- [EXERCISE GOAL]
Copy out the entries below in full and exactly.

- [PROVIDED RECORDS]
== == ==

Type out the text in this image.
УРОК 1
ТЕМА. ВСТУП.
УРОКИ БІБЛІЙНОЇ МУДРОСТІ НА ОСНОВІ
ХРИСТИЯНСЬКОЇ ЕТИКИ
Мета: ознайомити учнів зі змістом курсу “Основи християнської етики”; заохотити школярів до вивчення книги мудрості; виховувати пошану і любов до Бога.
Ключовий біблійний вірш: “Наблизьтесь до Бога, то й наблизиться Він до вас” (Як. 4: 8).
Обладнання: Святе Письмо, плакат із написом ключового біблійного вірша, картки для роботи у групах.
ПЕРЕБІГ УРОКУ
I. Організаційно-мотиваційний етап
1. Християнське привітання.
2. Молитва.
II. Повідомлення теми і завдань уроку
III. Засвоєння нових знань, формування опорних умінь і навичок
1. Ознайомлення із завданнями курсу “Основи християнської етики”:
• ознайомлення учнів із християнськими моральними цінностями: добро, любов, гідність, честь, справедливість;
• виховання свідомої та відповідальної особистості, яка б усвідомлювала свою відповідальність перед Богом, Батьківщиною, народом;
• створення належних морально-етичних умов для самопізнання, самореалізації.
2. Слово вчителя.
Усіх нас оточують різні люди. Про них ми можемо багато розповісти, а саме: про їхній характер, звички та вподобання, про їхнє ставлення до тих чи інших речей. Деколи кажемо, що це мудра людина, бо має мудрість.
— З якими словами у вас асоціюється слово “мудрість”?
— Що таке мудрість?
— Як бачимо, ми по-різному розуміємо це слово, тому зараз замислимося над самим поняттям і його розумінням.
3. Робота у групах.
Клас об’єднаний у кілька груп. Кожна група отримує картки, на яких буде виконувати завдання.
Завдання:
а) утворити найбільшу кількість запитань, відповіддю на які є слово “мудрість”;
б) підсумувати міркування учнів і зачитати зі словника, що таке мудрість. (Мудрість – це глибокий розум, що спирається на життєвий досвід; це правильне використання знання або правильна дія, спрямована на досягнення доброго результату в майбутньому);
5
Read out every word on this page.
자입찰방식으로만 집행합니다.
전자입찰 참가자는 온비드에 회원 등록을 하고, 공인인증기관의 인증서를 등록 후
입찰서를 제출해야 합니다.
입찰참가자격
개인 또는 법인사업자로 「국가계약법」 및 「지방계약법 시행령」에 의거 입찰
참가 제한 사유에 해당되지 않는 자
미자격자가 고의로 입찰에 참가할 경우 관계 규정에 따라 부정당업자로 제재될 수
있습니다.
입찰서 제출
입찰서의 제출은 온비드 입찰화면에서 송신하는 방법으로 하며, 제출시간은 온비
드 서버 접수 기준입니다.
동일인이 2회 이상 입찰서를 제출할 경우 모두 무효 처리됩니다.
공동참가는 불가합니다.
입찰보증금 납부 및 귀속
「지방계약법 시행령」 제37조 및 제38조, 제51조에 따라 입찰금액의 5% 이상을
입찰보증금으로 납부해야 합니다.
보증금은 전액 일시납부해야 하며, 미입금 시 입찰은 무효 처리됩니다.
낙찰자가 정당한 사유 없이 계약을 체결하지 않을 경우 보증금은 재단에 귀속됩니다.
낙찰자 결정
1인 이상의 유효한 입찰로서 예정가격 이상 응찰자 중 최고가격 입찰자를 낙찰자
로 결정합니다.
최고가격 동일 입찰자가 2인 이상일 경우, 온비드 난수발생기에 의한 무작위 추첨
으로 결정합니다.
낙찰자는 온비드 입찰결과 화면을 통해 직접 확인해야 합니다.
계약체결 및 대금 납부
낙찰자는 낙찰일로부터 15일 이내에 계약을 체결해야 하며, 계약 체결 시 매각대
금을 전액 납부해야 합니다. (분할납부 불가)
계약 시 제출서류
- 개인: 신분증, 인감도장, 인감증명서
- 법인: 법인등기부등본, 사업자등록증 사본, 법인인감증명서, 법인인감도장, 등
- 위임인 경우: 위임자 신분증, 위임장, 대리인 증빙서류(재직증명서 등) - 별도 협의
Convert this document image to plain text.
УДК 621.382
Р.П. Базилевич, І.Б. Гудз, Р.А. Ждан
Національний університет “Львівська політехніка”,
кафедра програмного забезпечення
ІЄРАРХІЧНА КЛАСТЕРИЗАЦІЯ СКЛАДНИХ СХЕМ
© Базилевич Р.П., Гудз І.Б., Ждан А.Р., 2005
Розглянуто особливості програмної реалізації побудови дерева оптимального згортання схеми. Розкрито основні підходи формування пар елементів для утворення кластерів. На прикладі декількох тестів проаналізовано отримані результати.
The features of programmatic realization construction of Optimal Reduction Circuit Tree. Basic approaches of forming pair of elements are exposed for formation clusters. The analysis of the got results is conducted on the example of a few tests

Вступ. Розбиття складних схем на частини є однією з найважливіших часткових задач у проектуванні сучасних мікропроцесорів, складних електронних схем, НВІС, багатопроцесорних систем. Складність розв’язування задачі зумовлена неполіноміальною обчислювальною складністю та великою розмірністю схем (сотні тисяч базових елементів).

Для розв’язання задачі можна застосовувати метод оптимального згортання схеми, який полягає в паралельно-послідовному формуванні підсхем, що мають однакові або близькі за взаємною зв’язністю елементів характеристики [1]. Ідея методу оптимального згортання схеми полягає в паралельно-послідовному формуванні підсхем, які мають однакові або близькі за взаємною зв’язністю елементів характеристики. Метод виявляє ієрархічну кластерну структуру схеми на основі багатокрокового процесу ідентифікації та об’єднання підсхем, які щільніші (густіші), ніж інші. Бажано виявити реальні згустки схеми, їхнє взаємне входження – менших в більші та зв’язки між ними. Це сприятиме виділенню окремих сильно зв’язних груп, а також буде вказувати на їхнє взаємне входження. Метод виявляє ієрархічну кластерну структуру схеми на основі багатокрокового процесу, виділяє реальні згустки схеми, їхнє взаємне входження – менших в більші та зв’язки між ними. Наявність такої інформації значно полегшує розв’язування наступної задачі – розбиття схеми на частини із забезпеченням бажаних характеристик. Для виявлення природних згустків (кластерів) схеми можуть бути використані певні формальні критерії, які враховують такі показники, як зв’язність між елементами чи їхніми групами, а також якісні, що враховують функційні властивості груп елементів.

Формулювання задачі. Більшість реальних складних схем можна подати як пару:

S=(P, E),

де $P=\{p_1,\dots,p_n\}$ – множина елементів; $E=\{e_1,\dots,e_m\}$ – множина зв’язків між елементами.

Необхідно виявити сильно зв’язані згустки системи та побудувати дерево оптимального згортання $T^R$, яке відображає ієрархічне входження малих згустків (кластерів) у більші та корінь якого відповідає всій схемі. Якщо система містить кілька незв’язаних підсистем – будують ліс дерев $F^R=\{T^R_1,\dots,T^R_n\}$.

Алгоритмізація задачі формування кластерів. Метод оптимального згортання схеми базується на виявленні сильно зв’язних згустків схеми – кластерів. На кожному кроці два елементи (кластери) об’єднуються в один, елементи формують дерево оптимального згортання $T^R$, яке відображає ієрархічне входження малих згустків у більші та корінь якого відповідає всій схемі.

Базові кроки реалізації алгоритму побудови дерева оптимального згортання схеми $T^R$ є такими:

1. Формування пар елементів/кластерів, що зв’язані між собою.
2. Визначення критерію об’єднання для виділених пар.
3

== == ==

- [OUTPUT OF THE EXERCISE]
Type out the text in this image.
УРОК 1
ТЕМА. ВСТУП.
УРОКИ БІБЛІЙНОЇ МУДРОСТІ НА ОСНОВІ
ХРИСТИЯНСЬКОЇ ЕТИКИ
Мета: ознайомити учнів зі змістом курсу “Основи християнської етики”; заохотити школярів до вивчення книги мудрості; виховувати пошану і любов до Бога.
Ключовий біблійний вірш: “Наблизьтесь до Бога, то й наблизиться Він до вас” (Як. 4: 8).
Обладнання: Святе Письмо, плакат із написом ключового біблійного вірша, картки для роботи у групах.
ПЕРЕБІГ УРОКУ
I. Організаційно-мотиваційний етап
1. Християнське привітання.
2. Молитва.
II. Повідомлення теми і завдань уроку
III. Засвоєння нових знань, формування опорних умінь і навичок
1. Ознайомлення із завданнями курсу “Основи християнської етики”:
• ознайомлення учнів із християнськими моральними цінностями: добро, любов, гідність, честь, справедливість;
• виховання свідомої та відповідальної особистості, яка б усвідомлювала свою відповідальність перед Богом, Батьківщиною, народом;
• створення належних морально-етичних умов для самопізнання, самореалізації.
2. Слово вчителя.
Усіх нас оточують різні люди. Про них ми можемо багато розповісти, а саме: про їхній характер, звички та вподобання, про їхнє ставлення до тих чи інших речей. Деколи кажемо, що це мудра людина, бо має мудрість.
— З якими словами у вас асоціюється слово “мудрість”?
— Що таке мудрість?
— Як бачимо, ми по-різному розуміємо це слово, тому зараз замислимося над самим поняттям і його розумінням.
3. Робота у групах.
Клас об’єднаний у кілька груп. Кожна група отримує картки, на яких буде виконувати завдання.
Завдання:
а) утворити найбільшу кількість запитань, відповіддю на які є слово “мудрість”;
б) підсумувати міркування учнів і зачитати зі словника, що таке мудрість. (Мудрість – це глибокий розум, що спирається на життєвий досвід; це правильне використання знання або правильна дія, спрямована на досягнення доброго результату в майбутньому);
5
Read out every word on this page.
자입찰방식으로만 집행합니다.
전자입찰 참가자는 온비드에 회원 등록을 하고, 공인인증기관의 인증서를 등록 후
입찰서를 제출해야 합니다.
입찰참가자격
개인 또는 법인사업자로 「국가계약법」 및 「지방계약법 시행령」에 의거 입찰
참가 제한 사유에 해당되지 않는 자
미자격자가 고의로 입찰에 참가할 경우 관계 규정에 따라 부정당업자로 제재될 수
있습니다.
입찰서 제출
입찰서의 제출은 온비드 입찰화면에서 송신하는 방법으로 하며, 제출시간은 온비
드 서버 접수 기준입니다.
동일인이 2회 이상 입찰서를 제출할 경우 모두 무효 처리됩니다.
공동참가는 불가합니다.
입찰보증금 납부 및 귀속
「지방계약법 시행령」 제37조 및 제38조, 제51조에 따라 입찰금액의 5% 이상을
입찰보증금으로 납부해야 합니다.
보증금은 전액 일시납부해야 하며, 미입금 시 입찰은 무효 처리됩니다.
낙찰자가 정당한 사유 없이 계약을 체결하지 않을 경우 보증금은 재단에 귀속됩니다.
낙찰자 결정
1인 이상의 유효한 입찰로서 예정가격 이상 응찰자 중 최고가격 입찰자를 낙찰자
로 결정합니다.
최고가격 동일 입찰자가 2인 이상일 경우, 온비드 난수발생기에 의한 무작위 추첨
으로 결정합니다.
낙찰자는 온비드 입찰결과 화면을 통해 직접 확인해야 합니다.
계약체결 및 대금 납부
낙찰자는 낙찰일로부터 15일 이내에 계약을 체결해야 하며, 계약 체결 시 매각대
금을 전액 납부해야 합니다. (분할납부 불가)
계약 시 제출서류
- 개인: 신분증, 인감도장, 인감증명서
- 법인: 법인등기부등본, 사업자등록증 사본, 법인인감증명서, 법인인감도장, 등
- 위임인 경우: 위임자 신분증, 위임장, 대리인 증빙서류(재직증명서 등) - 별도 협의
Convert this document image to plain text.
УДК 621.382
Р.П. Базилевич, І.Б. Гудз, Р.А. Ждан
Національний університет “Львівська політехніка”,
кафедра програмного забезпечення
ІЄРАРХІЧНА КЛАСТЕРИЗАЦІЯ СКЛАДНИХ СХЕМ
© Базилевич Р.П., Гудз І.Б., Ждан А.Р., 2005
Розглянуто особливості програмної реалізації побудови дерева оптимального згортання схеми. Розкрито основні підходи формування пар елементів для утворення кластерів. На прикладі декількох тестів проаналізовано отримані результати.
The features of programmatic realization construction of Optimal Reduction Circuit Tree. Basic approaches of forming pair of elements are exposed for formation clusters. The analysis of the got results is conducted on the example of a few tests

Вступ. Розбиття складних схем на частини є однією з найважливіших часткових задач у проектуванні сучасних мікропроцесорів, складних електронних схем, НВІС, багатопроцесорних систем. Складність розв’язування задачі зумовлена неполіноміальною обчислювальною складністю та великою розмірністю схем (сотні тисяч базових елементів).

Для розв’язання задачі можна застосовувати метод оптимального згортання схеми, який полягає в паралельно-послідовному формуванні підсхем, що мають однакові або близькі за взаємною зв’язністю елементів характеристики [1]. Ідея методу оптимального згортання схеми полягає в паралельно-послідовному формуванні підсхем, які мають однакові або близькі за взаємною зв’язністю елементів характеристики. Метод виявляє ієрархічну кластерну структуру схеми на основі багатокрокового процесу ідентифікації та об’єднання підсхем, які щільніші (густіші), ніж інші. Бажано виявити реальні згустки схеми, їхнє взаємне входження – менших в більші та зв’язки між ними. Це сприятиме виділенню окремих сильно зв’язних груп, а також буде вказувати на їхнє взаємне входження. Метод виявляє ієрархічну кластерну структуру схеми на основі багатокрокового процесу, виділяє реальні згустки схеми, їхнє взаємне входження – менших в більші та зв’язки між ними. Наявність такої інформації значно полегшує розв’язування наступної задачі – розбиття схеми на частини із забезпеченням бажаних характеристик. Для виявлення природних згустків (кластерів) схеми можуть бути використані певні формальні критерії, які враховують такі показники, як зв’язність між елементами чи їхніми групами, а також якісні, що враховують функційні властивості груп елементів.

Формулювання задачі. Більшість реальних складних схем можна подати як пару:

S=(P, E),

де $P=\{p_1,\dots,p_n\}$ – множина елементів; $E=\{e_1,\dots,e_m\}$ – множина зв’язків між елементами.

Необхідно виявити сильно зв’язані згустки системи та побудувати дерево оптимального згортання $T^R$, яке відображає ієрархічне входження малих згустків (кластерів) у більші та корінь якого відповідає всій схемі. Якщо система містить кілька незв’язаних підсистем – будують ліс дерев $F^R=\{T^R_1,\dots,T^R_n\}$.

Алгоритмізація задачі формування кластерів. Метод оптимального згортання схеми базується на виявленні сильно зв’язних згустків схеми – кластерів. На кожному кроці два елементи (кластери) об’єднуються в один, елементи формують дерево оптимального згортання $T^R$, яке відображає ієрархічне входження малих згустків у більші та корінь якого відповідає всій схемі.

Базові кроки реалізації алгоритму побудови дерева оптимального згортання схеми $T^R$ є такими:

1. Формування пар елементів/кластерів, що зв’язані між собою.
2. Визначення критерію об’єднання для виділених пар.
3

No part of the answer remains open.